■ **WRITTEN TASK**: Copy every line from the records below that holds the word "text".

Extracted records:
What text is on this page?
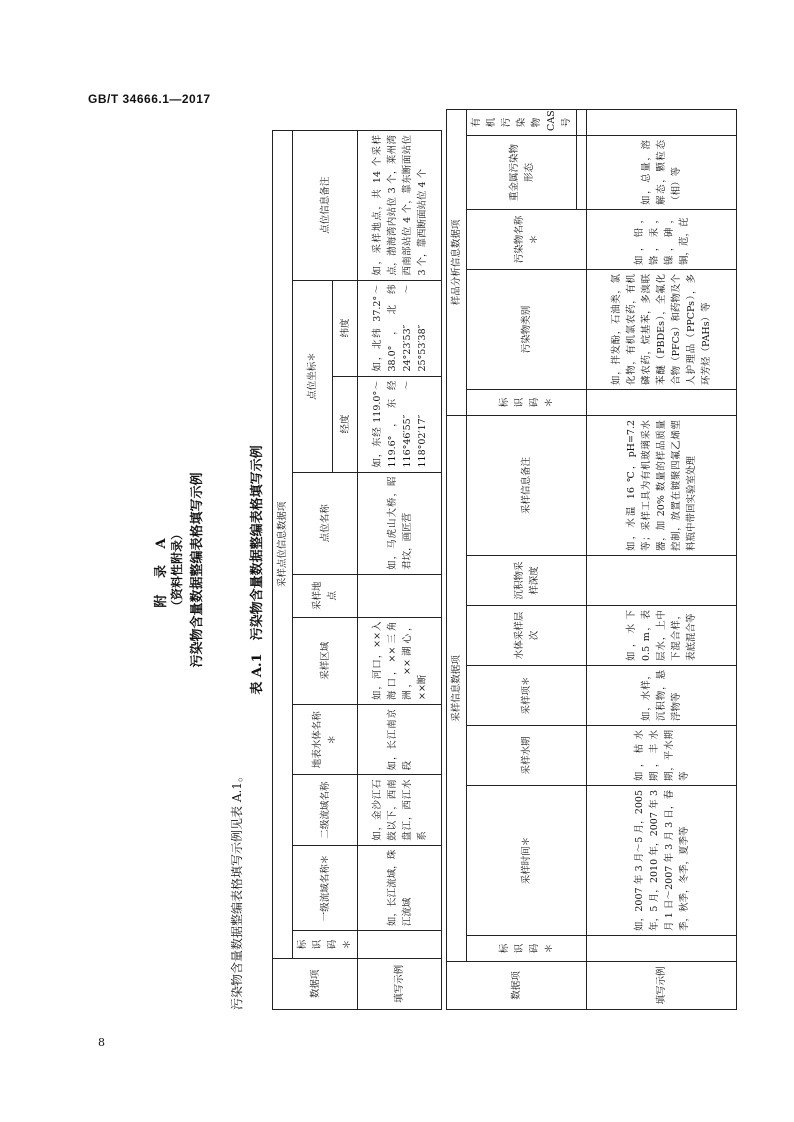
GB/T 34666.1—2017
附 录 A （资料性附录） 污染物含量数据整编表格填写示例
污染物含量数据整编表格填写示例见表 A.1。
表 A.1　污染物含量数据整编表格填写示例
数据项	采样点位信息数据项									
	标识码＊	一级流域名称＊	二级流域名称	地表水体名称＊	采样区域	采样地点	点位名称	点位坐标＊		点位信息备注

								经度	纬度	
填写示例		如，长江流域，珠江流域	如，金沙江石鼓以下，西南盘江，西江水系	如，长江南京段	如，河口，××入海口，××三角洲，××湖心，××断		如，马虎山大桥，昭君坟，画匠营	如，东经 119.0°～119.6°，东经 116°46′55″～118°02′17″	如，北纬 37.2°～38.0°，北纬 24°23′53″～25°53′38″	如，采样地点，共 14 个采样点，渤海湾内站位 3 个，莱州湾西南部站位 4 个，靠东断面站位 3 个，靠西断面站位 4 个
数据项	采样信息数据项							样品分析信息数据项				
	标识码＊	采样时间＊	采样水期	采样项＊	水体采样层次	沉积物采样深度	采样信息备注	标识码＊	污染物类别	污染物名称＊	重金属污染物形态	有机污染物 CAS 号

填写示例		如，2007 年 3 月～5 月，2005 年，5 月，2010 年，2007 年 3 月 1 日～2007 年 3 月 3 日，春季，秋季，冬季，夏季等	如，枯水期，丰水期，平水期等	如，水样，沉积物，悬浮物等	如，水下 0.5 m，表层水，上中下混合样，表底混合等		如，水温 16 ℃，pH=7.2 等；采样工具为有机玻璃采水器，加 20% 数量的样品质量控制，放置在镀聚四氟乙烯塑料瓶中带回实验室处理		如，拌发酚，石油类，氯化物，有机氯农药，有机磷农药，烷基苯，多溴联苯醚（PBDEs），全氟化合物（PFCs）和药物及个人护理品（PPCPs），多环芳烃（PAHs）等	如，铅，铬，汞，镍，砷，铜，苊，芘	如，总量，溶解态，颗粒态（相）等	
8
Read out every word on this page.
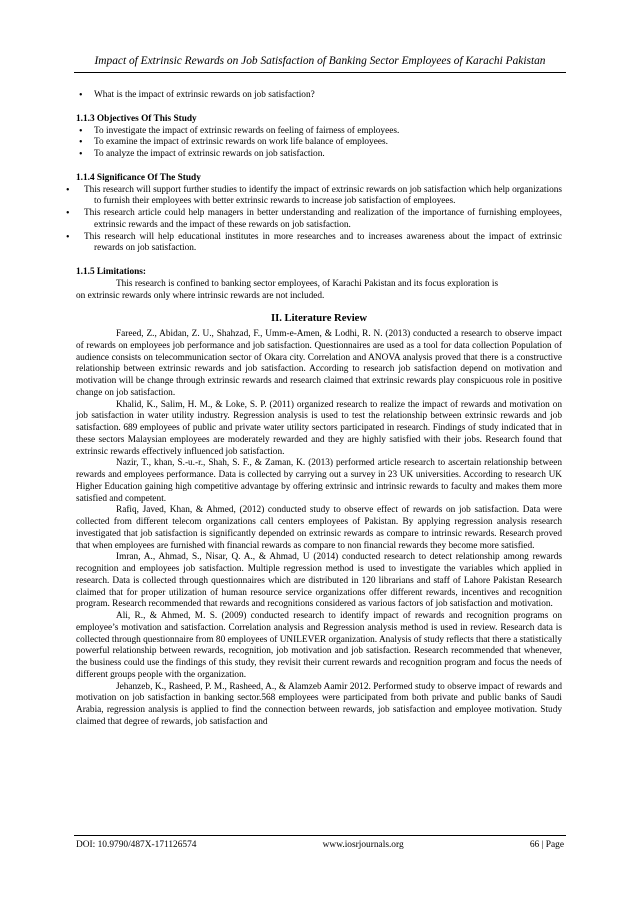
Impact of Extrinsic Rewards on Job Satisfaction of Banking Sector Employees of Karachi Pakistan
• What is the impact of extrinsic rewards on job satisfaction?
1.1.3 Objectives Of This Study
• To investigate the impact of extrinsic rewards on feeling of fairness of employees.
• To examine the impact of extrinsic rewards on work life balance of employees.
• To analyze the impact of extrinsic rewards on job satisfaction.
1.1.4 Significance Of The Study
• This research will support further studies to identify the impact of extrinsic rewards on job satisfaction which help organizations to furnish their employees with better extrinsic rewards to increase job satisfaction of employees.
• This research article could help managers in better understanding and realization of the importance of furnishing employees, extrinsic rewards and the impact of these rewards on job satisfaction.
• This research will help educational institutes in more researches and to increases awareness about the impact of extrinsic rewards on job satisfaction.
1.1.5 Limitations:
This research is confined to banking sector employees, of Karachi Pakistan and its focus exploration is
on extrinsic rewards only where intrinsic rewards are not included.
II. Literature Review
Fareed, Z., Abidan, Z. U., Shahzad, F., Umm-e-Amen, & Lodhi, R. N. (2013) conducted a research to observe impact of rewards on employees job performance and job satisfaction. Questionnaires are used as a tool for data collection Population of audience consists on telecommunication sector of Okara city. Correlation and ANOVA analysis proved that there is a constructive relationship between extrinsic rewards and job satisfaction. According to research job satisfaction depend on motivation and motivation will be change through extrinsic rewards and research claimed that extrinsic rewards play conspicuous role in positive change on job satisfaction.
Khalid, K., Salim, H. M., & Loke, S. P. (2011) organized research to realize the impact of rewards and motivation on job satisfaction in water utility industry. Regression analysis is used to test the relationship between extrinsic rewards and job satisfaction. 689 employees of public and private water utility sectors participated in research. Findings of study indicated that in these sectors Malaysian employees are moderately rewarded and they are highly satisfied with their jobs. Research found that extrinsic rewards effectively influenced job satisfaction.
Nazir, T., khan, S.-u.-r., Shah, S. F., & Zaman, K. (2013) performed article research to ascertain relationship between rewards and employees performance. Data is collected by carrying out a survey in 23 UK universities. According to research UK Higher Education gaining high competitive advantage by offering extrinsic and intrinsic rewards to faculty and makes them more satisfied and competent.
Rafiq, Javed, Khan, & Ahmed, (2012) conducted study to observe effect of rewards on job satisfaction. Data were collected from different telecom organizations call centers employees of Pakistan. By applying regression analysis research investigated that job satisfaction is significantly depended on extrinsic rewards as compare to intrinsic rewards. Research proved that when employees are furnished with financial rewards as compare to non financial rewards they become more satisfied.
Imran, A., Ahmad, S., Nisar, Q. A., & Ahmad, U (2014) conducted research to detect relationship among rewards recognition and employees job satisfaction. Multiple regression method is used to investigate the variables which applied in research. Data is collected through questionnaires which are distributed in 120 librarians and staff of Lahore Pakistan Research claimed that for proper utilization of human resource service organizations offer different rewards, incentives and recognition program. Research recommended that rewards and recognitions considered as various factors of job satisfaction and motivation.
Ali, R., & Ahmed, M. S. (2009) conducted research to identify impact of rewards and recognition programs on employee’s motivation and satisfaction. Correlation analysis and Regression analysis method is used in review. Research data is collected through questionnaire from 80 employees of UNILEVER organization. Analysis of study reflects that there a statistically powerful relationship between rewards, recognition, job motivation and job satisfaction. Research recommended that whenever, the business could use the findings of this study, they revisit their current rewards and recognition program and focus the needs of different groups people with the organization.
Jehanzeb, K., Rasheed, P. M., Rasheed, A., & Alamzeb Aamir 2012. Performed study to observe impact of rewards and motivation on job satisfaction in banking sector.568 employees were participated from both private and public banks of Saudi Arabia, regression analysis is applied to find the connection between rewards, job satisfaction and employee motivation. Study claimed that degree of rewards, job satisfaction and
DOI: 10.9790/487X-171126574	www.iosrjournals.org	66 | Page
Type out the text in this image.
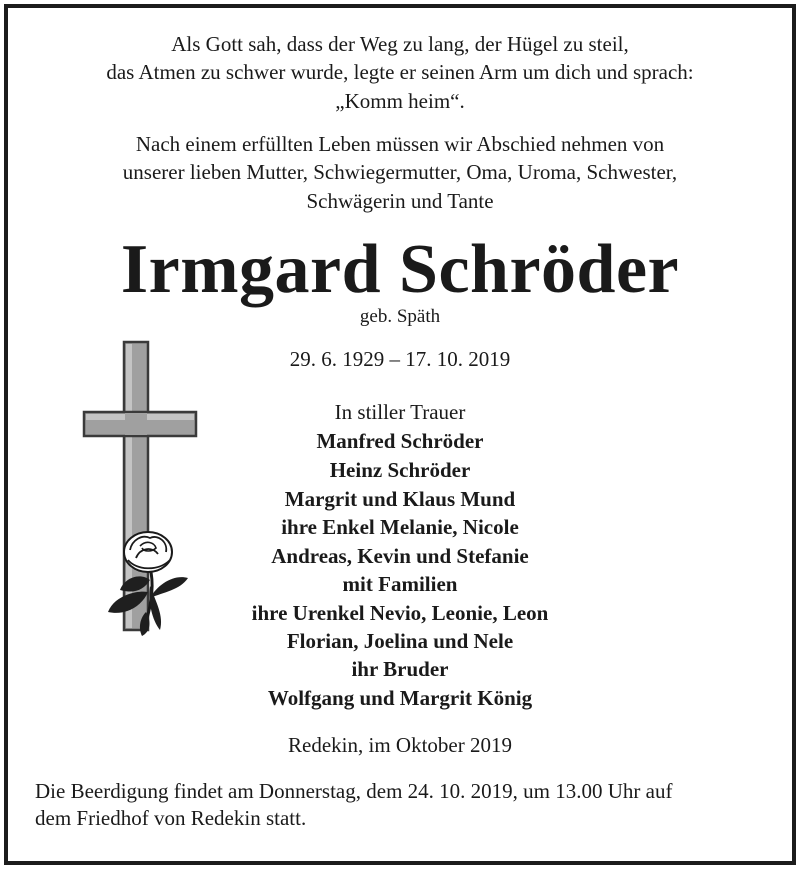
Als Gott sah, dass der Weg zu lang, der Hügel zu steil,
das Atmen zu schwer wurde, legte er seinen Arm um dich und sprach:
„Komm heim“.
Nach einem erfüllten Leben müssen wir Abschied nehmen von
unserer lieben Mutter, Schwiegermutter, Oma, Uroma, Schwester,
Schwägerin und Tante
Irmgard Schröder
geb. Späth
29. 6. 1929 – 17. 10. 2019
In stiller Trauer
Manfred Schröder
Heinz Schröder
Margrit und Klaus Mund
ihre Enkel Melanie, Nicole
Andreas, Kevin und Stefanie
mit Familien
ihre Urenkel Nevio, Leonie, Leon
Florian, Joelina und Nele
ihr Bruder
Wolfgang und Margrit König
Redekin, im Oktober 2019
Die Beerdigung findet am Donnerstag, dem 24. 10. 2019, um 13.00 Uhr auf
dem Friedhof von Redekin statt.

■ **ANSWER TO THIS TASK**:
What text is on this page?
Type out the text in this image.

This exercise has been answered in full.